• _Stated exercise_
Select every line containing the word "text" from the material, and copy those lines.

• _Supplied entries_
_____
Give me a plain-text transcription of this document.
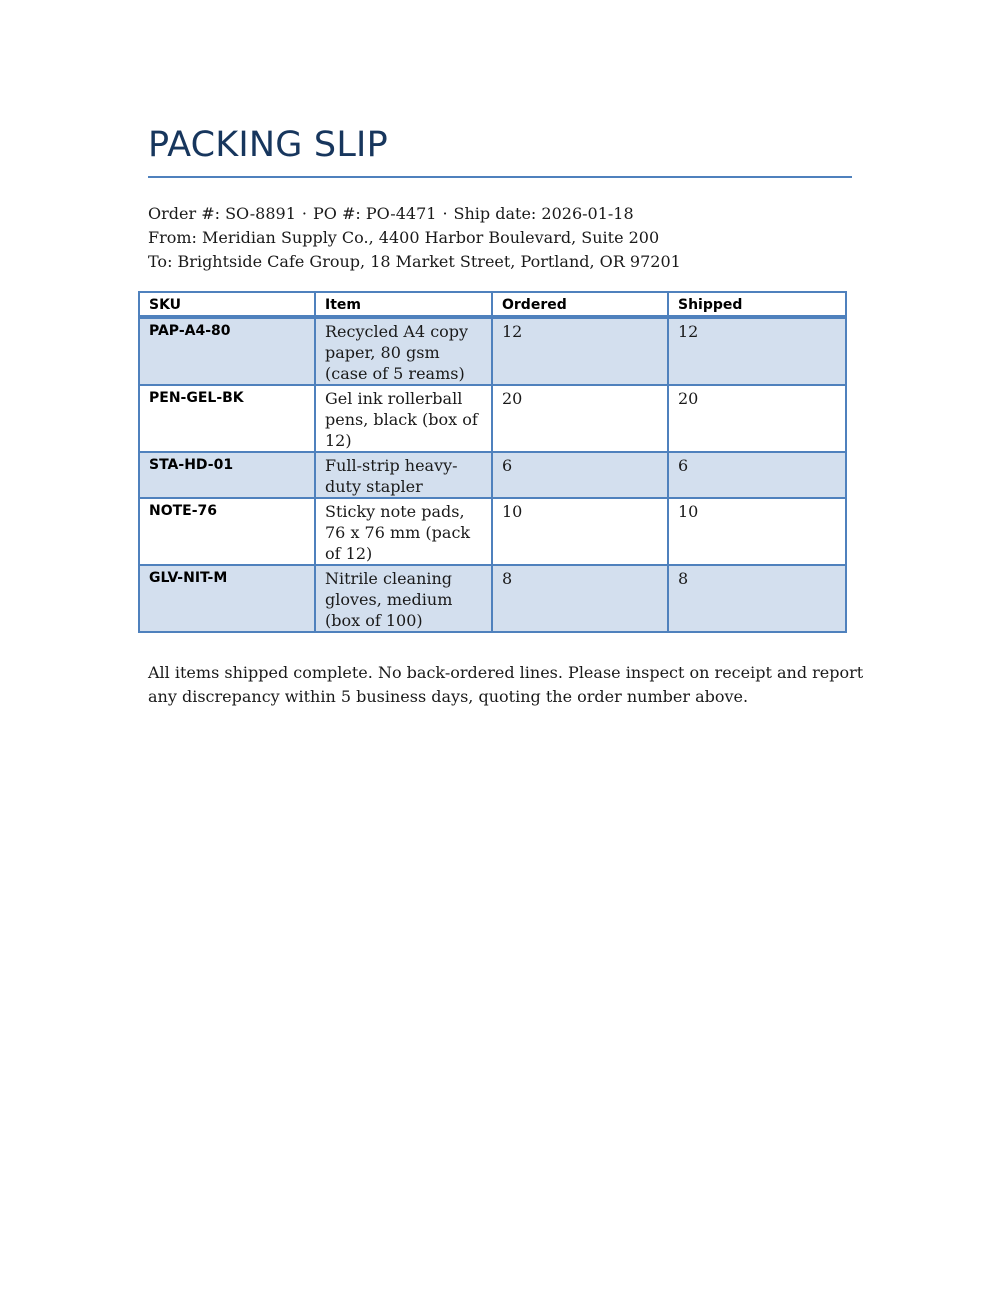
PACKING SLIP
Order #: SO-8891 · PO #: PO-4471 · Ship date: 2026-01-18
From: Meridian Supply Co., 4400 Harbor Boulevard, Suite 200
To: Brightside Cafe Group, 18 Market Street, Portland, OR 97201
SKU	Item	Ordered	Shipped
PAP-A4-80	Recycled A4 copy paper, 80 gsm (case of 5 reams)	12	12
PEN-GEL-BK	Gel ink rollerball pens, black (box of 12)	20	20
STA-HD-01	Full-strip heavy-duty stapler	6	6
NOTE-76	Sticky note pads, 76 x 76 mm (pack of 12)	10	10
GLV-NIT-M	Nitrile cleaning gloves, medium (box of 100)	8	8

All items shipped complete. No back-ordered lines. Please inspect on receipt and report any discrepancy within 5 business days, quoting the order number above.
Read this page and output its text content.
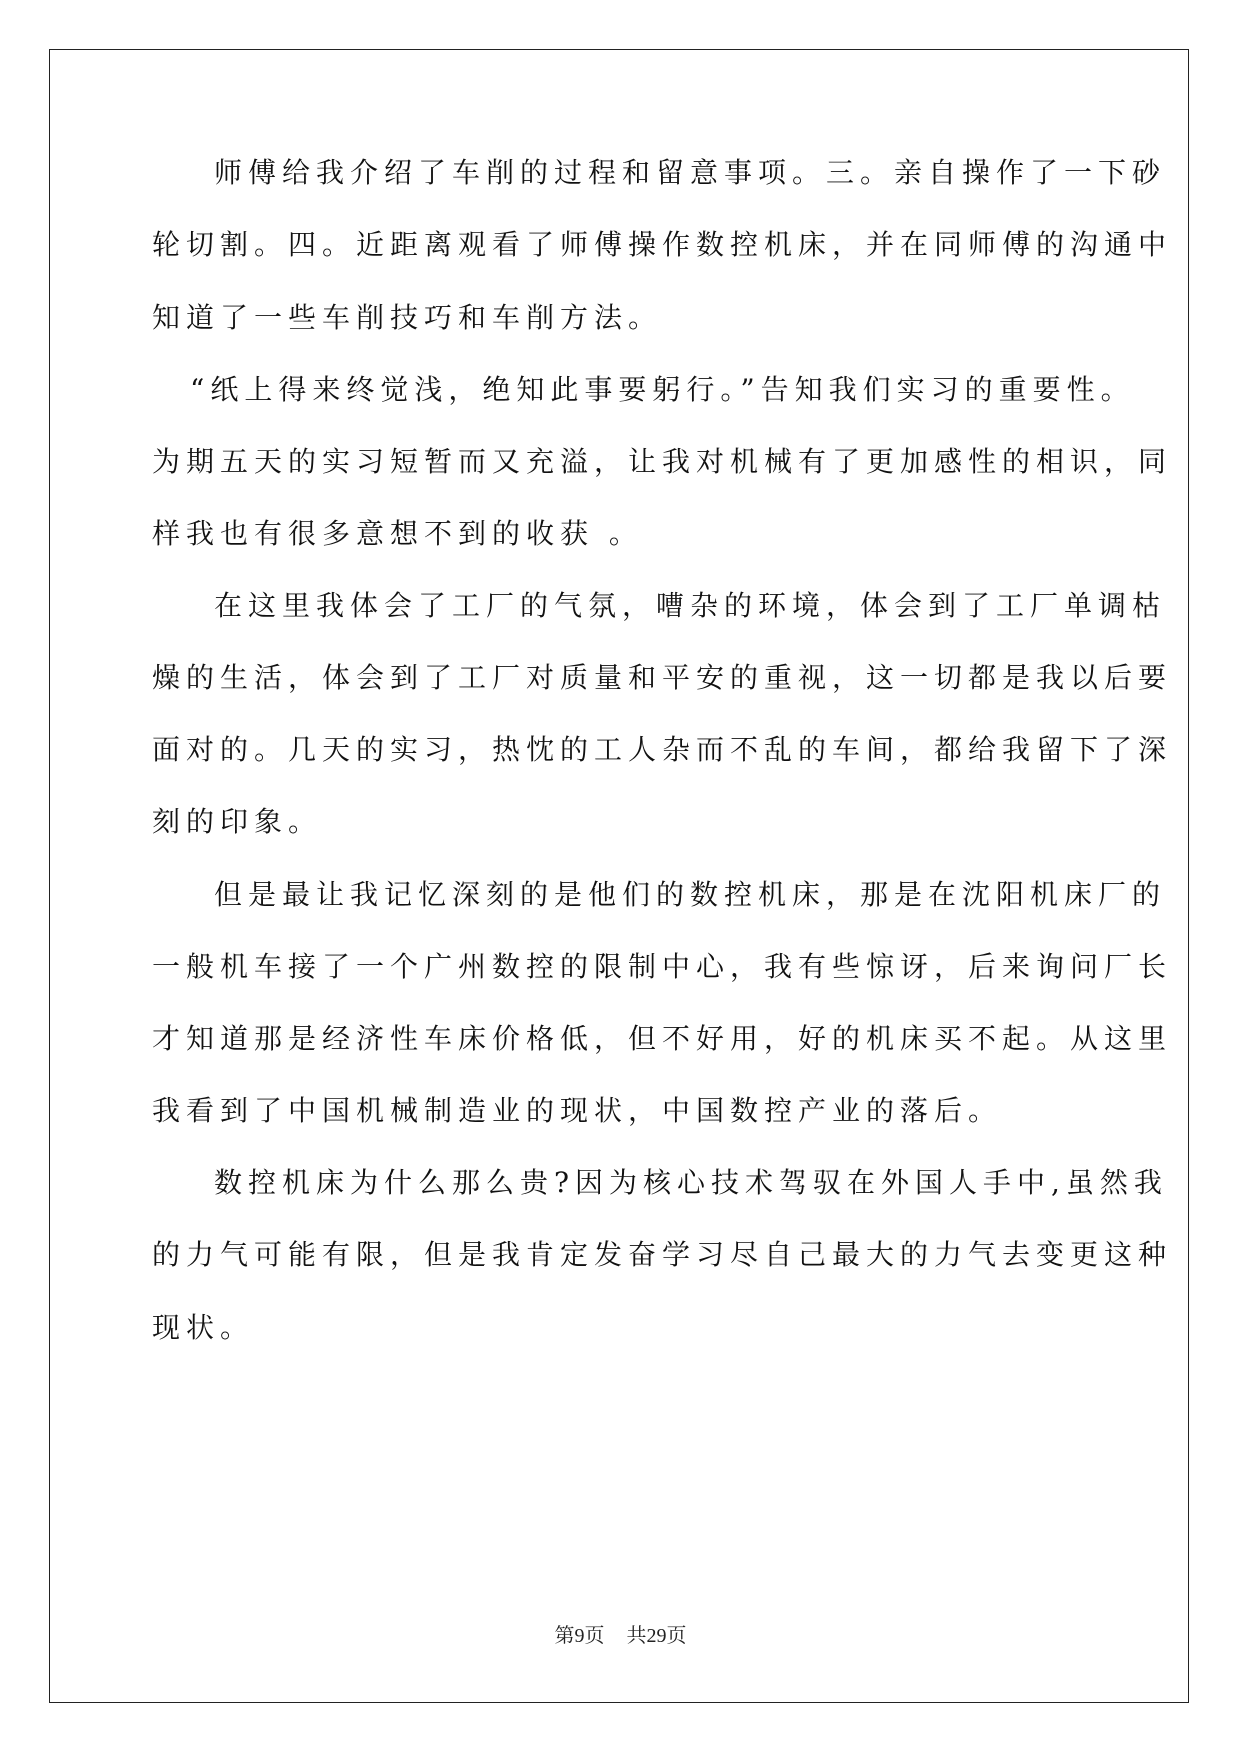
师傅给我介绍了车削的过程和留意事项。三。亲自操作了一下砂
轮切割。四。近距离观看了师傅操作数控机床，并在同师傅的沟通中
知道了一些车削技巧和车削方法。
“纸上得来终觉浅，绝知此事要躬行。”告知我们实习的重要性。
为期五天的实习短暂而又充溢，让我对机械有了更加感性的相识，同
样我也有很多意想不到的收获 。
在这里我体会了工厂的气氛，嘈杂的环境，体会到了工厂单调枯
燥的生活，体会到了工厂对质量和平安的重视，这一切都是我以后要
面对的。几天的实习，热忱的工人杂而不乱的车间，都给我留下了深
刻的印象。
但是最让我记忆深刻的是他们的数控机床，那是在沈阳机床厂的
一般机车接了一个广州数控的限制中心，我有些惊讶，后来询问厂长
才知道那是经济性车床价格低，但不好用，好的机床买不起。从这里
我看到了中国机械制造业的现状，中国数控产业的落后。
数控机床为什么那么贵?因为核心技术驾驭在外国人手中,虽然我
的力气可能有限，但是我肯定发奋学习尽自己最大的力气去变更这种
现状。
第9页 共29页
_____
• _Response for this exercise_
Give me a plain-text transcription of this document.
Read this page and output its text content.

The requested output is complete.